● Dataset entries on figures:
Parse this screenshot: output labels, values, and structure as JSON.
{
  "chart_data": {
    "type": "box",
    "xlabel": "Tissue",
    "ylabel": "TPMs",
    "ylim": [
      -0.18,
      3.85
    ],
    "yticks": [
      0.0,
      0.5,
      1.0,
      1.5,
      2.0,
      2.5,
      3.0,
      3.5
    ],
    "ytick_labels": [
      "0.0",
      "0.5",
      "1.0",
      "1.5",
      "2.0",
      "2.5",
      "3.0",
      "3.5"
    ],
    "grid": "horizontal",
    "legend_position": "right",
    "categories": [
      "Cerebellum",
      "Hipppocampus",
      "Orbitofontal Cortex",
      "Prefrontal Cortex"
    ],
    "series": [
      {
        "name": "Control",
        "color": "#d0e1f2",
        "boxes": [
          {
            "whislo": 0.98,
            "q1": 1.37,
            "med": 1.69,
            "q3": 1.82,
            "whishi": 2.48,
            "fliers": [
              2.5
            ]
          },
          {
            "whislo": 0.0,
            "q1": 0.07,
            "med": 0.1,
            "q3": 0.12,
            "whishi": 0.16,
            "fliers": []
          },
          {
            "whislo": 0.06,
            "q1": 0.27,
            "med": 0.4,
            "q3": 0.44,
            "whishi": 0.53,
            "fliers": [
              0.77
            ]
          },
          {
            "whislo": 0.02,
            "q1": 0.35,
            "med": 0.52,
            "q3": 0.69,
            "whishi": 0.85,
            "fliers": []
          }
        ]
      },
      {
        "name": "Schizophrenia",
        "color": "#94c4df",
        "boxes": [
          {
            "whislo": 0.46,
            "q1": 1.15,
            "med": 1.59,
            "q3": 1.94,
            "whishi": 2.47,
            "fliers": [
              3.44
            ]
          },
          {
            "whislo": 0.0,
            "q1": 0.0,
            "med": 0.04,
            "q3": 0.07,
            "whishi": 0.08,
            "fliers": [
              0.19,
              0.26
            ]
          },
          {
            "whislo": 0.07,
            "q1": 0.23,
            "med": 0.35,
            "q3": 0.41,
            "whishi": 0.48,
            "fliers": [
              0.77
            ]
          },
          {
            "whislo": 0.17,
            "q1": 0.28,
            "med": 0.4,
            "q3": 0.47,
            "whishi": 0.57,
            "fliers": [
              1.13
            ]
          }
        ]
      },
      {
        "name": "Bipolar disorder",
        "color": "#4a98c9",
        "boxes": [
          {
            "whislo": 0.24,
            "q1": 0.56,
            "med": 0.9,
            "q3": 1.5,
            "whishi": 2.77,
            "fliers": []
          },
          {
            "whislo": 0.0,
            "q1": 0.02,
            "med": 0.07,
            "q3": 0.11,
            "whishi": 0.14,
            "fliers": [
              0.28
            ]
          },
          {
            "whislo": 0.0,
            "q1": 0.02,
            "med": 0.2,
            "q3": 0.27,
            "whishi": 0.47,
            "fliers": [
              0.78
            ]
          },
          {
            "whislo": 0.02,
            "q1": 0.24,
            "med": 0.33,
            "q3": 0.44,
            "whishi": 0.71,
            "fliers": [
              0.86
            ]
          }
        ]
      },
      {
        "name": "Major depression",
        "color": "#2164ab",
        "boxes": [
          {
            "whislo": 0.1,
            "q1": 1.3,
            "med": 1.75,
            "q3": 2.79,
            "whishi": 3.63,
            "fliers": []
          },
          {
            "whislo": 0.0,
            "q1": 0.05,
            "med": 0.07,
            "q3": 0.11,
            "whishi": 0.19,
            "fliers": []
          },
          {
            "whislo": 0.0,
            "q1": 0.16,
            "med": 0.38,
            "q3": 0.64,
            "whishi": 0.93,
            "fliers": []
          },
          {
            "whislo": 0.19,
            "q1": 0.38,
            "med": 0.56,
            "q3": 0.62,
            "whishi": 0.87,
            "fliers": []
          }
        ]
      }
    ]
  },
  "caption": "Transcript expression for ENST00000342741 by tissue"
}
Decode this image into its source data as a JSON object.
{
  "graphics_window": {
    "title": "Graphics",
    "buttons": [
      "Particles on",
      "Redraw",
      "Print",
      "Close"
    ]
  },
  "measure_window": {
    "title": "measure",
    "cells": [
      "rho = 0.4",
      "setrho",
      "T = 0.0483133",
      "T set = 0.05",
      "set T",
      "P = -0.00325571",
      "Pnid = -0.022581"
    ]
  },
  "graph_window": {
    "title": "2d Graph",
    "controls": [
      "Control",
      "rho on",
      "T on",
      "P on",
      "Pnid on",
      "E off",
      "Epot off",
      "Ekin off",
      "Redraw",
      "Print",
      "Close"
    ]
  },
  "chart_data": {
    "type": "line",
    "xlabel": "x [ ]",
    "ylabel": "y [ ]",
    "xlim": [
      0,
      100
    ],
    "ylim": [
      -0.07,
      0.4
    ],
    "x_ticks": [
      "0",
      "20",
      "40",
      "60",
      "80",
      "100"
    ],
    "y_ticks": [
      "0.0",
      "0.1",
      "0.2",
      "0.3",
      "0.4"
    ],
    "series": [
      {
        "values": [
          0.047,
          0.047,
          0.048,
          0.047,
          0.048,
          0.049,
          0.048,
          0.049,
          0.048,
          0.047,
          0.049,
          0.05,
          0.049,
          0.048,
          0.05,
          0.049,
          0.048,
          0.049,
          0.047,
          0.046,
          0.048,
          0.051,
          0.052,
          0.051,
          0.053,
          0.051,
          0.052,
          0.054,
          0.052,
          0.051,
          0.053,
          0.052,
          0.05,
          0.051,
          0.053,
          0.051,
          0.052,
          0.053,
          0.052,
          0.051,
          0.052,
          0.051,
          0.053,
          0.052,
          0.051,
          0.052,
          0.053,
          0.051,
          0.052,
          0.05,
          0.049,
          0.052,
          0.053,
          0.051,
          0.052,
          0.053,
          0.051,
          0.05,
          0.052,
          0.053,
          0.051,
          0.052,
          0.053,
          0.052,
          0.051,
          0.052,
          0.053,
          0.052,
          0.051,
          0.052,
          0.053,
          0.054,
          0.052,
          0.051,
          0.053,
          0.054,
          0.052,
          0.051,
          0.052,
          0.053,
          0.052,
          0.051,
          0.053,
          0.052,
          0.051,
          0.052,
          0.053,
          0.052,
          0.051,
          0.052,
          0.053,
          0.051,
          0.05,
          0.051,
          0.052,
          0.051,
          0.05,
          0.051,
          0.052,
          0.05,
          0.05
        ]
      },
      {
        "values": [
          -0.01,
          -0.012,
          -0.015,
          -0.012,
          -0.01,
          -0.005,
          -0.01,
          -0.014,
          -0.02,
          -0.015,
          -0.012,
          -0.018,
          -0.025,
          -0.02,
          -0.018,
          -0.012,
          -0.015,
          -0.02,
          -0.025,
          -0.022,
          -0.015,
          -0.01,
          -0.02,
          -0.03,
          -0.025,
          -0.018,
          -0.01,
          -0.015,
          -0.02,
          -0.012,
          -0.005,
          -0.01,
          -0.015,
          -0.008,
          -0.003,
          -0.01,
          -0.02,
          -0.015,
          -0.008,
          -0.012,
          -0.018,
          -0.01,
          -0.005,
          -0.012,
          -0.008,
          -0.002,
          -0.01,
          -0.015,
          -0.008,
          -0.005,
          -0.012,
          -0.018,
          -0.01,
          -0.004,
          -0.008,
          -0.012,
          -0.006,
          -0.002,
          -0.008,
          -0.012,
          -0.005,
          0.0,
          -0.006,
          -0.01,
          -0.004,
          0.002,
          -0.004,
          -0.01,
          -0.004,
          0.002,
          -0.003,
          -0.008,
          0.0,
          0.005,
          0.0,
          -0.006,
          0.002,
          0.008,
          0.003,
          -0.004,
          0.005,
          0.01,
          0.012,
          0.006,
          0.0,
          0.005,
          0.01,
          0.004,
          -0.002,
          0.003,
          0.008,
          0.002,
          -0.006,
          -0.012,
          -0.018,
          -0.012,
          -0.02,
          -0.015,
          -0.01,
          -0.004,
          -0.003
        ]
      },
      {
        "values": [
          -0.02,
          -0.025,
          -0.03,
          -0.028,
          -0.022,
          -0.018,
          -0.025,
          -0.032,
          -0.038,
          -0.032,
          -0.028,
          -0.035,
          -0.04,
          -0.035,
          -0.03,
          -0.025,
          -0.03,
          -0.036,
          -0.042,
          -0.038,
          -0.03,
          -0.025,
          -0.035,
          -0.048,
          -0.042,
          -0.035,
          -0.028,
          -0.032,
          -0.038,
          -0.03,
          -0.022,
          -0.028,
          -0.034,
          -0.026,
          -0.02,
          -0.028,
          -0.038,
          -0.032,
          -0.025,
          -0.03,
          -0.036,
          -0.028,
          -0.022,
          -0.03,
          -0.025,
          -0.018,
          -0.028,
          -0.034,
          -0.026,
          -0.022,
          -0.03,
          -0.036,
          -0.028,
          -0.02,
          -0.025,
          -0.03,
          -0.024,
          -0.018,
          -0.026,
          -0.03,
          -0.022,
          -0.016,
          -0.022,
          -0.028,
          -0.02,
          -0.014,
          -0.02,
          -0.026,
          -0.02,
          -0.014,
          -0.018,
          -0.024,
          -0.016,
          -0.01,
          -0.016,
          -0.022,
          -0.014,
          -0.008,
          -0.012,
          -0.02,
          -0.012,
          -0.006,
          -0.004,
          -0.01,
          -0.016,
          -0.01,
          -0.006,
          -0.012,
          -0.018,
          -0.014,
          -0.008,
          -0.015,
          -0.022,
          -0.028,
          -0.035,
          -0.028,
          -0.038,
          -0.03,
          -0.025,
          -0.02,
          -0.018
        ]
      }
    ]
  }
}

● What to work on: From the entries, report each line that includes the word "title".

● Answer to the task:
    "title": "Graphics",
    "title": "measure",
    "title": "2d Graph",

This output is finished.